REQUIRED WORK >> Locate all lines with the word "title" and copy them out.

RECORD EXCERPTS >>
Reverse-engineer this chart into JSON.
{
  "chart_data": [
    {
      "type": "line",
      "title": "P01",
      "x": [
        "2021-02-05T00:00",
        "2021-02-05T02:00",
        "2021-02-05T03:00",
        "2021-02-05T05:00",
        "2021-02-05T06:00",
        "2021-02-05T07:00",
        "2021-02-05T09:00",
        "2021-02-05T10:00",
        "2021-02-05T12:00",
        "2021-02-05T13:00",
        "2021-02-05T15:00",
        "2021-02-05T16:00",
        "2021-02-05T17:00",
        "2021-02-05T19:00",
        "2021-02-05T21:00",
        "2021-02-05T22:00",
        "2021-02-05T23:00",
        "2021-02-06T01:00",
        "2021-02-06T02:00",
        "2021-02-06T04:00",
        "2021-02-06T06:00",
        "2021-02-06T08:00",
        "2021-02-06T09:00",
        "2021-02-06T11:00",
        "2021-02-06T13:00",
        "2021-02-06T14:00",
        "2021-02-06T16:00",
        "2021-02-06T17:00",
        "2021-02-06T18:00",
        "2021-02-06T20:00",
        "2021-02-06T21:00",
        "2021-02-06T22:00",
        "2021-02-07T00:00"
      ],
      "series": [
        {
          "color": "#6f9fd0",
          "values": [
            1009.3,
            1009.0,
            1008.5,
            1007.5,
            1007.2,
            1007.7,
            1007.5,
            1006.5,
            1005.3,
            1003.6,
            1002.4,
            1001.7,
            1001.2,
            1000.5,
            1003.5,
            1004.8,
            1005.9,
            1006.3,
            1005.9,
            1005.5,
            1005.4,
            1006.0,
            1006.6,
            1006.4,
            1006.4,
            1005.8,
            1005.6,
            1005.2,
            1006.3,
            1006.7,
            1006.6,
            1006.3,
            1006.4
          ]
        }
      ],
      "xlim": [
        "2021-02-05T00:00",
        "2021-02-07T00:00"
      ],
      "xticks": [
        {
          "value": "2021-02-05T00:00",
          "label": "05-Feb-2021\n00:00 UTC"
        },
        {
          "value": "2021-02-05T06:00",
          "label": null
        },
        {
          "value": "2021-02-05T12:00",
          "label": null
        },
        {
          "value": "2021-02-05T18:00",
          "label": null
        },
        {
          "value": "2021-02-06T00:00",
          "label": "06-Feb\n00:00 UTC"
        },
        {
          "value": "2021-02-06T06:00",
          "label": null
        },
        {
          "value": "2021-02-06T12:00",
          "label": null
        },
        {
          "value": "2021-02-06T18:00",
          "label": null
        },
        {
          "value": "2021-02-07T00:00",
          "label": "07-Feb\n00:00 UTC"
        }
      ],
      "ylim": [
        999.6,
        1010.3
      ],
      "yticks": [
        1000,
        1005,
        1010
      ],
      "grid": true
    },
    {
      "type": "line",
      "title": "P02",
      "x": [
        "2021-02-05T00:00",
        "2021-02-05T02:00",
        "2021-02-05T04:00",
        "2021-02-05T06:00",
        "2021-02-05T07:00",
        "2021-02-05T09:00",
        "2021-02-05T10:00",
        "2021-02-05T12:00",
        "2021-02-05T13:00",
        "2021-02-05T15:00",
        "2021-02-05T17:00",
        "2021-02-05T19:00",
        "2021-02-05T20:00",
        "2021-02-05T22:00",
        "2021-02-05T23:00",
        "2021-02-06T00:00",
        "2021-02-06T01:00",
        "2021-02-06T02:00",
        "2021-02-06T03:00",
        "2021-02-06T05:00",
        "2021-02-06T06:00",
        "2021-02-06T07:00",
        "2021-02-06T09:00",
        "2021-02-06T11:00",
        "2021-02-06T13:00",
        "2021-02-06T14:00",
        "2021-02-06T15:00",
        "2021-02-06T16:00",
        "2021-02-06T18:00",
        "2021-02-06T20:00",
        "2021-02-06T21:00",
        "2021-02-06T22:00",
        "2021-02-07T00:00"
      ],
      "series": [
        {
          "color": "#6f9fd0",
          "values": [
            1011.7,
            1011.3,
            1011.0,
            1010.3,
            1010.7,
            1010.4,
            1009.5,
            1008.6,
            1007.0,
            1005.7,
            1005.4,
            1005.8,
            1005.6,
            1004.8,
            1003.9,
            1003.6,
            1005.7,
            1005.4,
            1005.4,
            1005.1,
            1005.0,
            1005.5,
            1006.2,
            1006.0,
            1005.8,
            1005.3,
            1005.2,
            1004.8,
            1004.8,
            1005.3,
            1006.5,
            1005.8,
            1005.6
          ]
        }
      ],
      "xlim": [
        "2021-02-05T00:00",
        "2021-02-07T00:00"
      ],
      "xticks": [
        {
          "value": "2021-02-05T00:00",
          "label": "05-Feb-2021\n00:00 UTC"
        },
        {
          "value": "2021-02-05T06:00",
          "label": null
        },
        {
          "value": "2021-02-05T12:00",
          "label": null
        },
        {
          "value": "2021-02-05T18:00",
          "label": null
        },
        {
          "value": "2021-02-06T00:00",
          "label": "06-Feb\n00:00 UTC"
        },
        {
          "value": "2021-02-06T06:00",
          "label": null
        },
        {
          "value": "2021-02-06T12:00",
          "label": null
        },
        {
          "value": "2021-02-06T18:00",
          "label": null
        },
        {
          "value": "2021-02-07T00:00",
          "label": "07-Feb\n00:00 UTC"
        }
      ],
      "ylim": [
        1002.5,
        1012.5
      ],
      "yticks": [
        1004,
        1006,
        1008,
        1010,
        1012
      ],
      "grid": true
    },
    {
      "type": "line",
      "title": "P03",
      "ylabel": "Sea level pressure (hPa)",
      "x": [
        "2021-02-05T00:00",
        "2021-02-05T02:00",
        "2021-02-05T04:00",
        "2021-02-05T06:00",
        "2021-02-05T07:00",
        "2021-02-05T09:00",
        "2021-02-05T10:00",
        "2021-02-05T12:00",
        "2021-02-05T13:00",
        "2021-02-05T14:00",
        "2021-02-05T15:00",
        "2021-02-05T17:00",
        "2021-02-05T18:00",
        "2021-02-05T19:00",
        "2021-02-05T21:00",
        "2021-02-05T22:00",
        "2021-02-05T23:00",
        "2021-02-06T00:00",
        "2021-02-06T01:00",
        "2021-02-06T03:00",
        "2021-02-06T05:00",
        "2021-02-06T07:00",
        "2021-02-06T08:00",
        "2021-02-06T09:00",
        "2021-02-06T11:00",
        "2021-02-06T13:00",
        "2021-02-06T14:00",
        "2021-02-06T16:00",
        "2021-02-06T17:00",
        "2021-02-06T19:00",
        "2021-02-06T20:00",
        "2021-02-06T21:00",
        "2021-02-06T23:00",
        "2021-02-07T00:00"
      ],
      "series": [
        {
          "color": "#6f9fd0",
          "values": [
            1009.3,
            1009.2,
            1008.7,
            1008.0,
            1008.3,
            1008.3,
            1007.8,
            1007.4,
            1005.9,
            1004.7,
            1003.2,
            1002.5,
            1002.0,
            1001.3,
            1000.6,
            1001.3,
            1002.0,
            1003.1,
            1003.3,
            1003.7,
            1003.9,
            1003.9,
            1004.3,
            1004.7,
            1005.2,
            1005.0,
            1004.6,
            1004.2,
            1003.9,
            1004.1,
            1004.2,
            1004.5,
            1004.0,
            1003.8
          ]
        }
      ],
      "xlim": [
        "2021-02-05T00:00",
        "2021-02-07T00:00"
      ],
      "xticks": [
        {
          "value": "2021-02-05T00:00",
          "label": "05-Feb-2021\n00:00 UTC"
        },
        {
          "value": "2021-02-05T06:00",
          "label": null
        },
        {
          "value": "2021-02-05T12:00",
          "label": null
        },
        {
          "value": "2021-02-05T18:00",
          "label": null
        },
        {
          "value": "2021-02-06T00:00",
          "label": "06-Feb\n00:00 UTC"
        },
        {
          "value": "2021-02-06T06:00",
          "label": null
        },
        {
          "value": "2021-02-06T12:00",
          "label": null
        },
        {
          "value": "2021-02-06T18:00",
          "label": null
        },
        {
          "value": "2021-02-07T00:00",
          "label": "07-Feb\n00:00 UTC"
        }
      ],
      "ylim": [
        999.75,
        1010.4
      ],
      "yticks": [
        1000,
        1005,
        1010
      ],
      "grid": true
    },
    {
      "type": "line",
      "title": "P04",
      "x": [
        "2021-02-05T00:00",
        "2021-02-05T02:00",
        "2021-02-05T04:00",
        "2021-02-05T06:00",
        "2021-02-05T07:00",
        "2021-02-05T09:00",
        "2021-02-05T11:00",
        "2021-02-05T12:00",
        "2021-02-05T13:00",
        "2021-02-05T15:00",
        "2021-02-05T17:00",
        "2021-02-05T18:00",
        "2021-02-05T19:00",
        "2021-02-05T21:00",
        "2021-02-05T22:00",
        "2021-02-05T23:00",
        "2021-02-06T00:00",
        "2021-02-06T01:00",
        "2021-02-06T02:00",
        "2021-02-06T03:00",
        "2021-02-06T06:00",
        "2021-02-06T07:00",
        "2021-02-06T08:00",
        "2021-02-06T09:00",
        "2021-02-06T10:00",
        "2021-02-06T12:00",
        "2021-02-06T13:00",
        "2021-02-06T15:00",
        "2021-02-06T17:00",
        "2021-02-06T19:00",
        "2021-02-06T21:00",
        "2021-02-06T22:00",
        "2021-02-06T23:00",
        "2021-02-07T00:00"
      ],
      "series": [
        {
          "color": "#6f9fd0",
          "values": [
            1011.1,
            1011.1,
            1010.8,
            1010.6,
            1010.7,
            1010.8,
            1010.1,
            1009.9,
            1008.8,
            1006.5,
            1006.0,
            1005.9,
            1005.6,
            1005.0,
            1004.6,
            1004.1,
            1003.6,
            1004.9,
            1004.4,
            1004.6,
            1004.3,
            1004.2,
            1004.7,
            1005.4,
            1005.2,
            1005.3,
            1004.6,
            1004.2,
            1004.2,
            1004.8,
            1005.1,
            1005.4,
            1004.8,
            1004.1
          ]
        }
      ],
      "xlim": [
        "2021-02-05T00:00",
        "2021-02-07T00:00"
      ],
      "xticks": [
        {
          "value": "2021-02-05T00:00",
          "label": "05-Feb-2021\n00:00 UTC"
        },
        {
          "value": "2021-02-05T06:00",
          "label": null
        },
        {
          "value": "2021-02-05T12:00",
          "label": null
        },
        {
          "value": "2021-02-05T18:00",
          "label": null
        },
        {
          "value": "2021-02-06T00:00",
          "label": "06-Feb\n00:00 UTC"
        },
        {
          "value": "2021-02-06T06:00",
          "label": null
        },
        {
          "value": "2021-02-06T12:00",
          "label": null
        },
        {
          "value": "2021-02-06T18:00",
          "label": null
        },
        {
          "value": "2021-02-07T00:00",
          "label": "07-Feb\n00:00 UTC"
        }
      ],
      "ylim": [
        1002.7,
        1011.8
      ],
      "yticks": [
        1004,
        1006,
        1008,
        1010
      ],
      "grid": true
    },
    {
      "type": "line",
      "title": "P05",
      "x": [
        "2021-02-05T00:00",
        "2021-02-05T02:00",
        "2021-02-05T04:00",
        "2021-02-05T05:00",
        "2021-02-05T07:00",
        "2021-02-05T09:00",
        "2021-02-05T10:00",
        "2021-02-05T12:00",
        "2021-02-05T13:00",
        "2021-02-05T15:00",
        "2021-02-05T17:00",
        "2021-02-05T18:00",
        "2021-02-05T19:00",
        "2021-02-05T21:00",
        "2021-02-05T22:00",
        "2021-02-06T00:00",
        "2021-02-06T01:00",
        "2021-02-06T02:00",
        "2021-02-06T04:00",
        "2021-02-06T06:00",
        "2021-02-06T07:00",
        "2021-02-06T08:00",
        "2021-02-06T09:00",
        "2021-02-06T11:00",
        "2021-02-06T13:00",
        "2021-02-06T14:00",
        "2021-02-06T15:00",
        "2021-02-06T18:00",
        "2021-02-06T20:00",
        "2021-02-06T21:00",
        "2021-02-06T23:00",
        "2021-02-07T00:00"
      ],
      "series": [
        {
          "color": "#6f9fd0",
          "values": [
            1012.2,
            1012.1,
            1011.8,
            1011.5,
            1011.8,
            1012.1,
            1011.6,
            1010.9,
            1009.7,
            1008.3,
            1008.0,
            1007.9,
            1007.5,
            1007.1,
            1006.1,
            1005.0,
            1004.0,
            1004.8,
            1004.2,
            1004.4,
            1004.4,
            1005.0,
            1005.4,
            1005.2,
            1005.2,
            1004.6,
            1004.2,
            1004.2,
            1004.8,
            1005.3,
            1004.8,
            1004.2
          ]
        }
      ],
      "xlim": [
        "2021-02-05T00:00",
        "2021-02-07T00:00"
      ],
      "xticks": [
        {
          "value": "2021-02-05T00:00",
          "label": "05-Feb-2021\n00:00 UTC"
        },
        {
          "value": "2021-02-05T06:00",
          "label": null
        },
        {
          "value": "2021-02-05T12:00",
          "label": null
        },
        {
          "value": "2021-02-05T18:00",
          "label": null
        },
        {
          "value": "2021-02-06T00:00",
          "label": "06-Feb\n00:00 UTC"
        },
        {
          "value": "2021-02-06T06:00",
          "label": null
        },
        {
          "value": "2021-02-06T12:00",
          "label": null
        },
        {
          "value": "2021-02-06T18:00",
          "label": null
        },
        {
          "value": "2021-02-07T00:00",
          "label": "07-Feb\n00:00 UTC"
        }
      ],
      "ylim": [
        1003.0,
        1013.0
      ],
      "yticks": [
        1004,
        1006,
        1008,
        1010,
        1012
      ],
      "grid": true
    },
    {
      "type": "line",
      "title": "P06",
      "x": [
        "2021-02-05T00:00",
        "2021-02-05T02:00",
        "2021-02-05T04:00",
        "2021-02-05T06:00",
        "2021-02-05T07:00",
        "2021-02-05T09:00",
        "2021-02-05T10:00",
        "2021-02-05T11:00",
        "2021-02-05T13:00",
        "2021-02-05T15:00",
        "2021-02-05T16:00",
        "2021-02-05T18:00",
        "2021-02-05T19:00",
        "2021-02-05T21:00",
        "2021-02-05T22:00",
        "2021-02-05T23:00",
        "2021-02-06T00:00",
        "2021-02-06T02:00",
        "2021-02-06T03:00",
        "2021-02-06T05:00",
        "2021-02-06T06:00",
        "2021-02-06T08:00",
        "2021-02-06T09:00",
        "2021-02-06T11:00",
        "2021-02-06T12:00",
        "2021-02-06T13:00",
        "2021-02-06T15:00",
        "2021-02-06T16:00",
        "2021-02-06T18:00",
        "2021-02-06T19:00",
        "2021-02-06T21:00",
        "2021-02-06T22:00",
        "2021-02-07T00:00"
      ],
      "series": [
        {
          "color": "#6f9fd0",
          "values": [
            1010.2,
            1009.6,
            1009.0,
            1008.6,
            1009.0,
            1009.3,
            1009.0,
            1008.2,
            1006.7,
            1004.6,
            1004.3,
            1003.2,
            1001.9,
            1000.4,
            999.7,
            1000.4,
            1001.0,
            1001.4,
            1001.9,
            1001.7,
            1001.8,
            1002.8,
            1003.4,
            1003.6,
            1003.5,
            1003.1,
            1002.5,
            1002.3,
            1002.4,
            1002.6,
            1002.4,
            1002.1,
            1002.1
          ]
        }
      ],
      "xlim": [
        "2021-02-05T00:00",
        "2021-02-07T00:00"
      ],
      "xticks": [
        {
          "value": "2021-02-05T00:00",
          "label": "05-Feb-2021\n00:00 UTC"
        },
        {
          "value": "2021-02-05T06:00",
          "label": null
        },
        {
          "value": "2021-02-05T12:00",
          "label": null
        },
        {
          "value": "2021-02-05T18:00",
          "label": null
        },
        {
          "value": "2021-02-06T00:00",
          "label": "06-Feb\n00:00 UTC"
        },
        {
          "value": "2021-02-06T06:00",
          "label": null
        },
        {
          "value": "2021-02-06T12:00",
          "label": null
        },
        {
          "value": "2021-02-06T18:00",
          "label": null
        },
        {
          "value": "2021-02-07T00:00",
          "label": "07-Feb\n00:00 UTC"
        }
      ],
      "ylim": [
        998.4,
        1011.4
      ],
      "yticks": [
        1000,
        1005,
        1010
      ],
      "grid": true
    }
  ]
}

RESULT FOR THIS TASK >>
      "title": "P01",
      "title": "P02",
      "title": "P03",
      "title": "P04",
      "title": "P05",
      "title": "P06",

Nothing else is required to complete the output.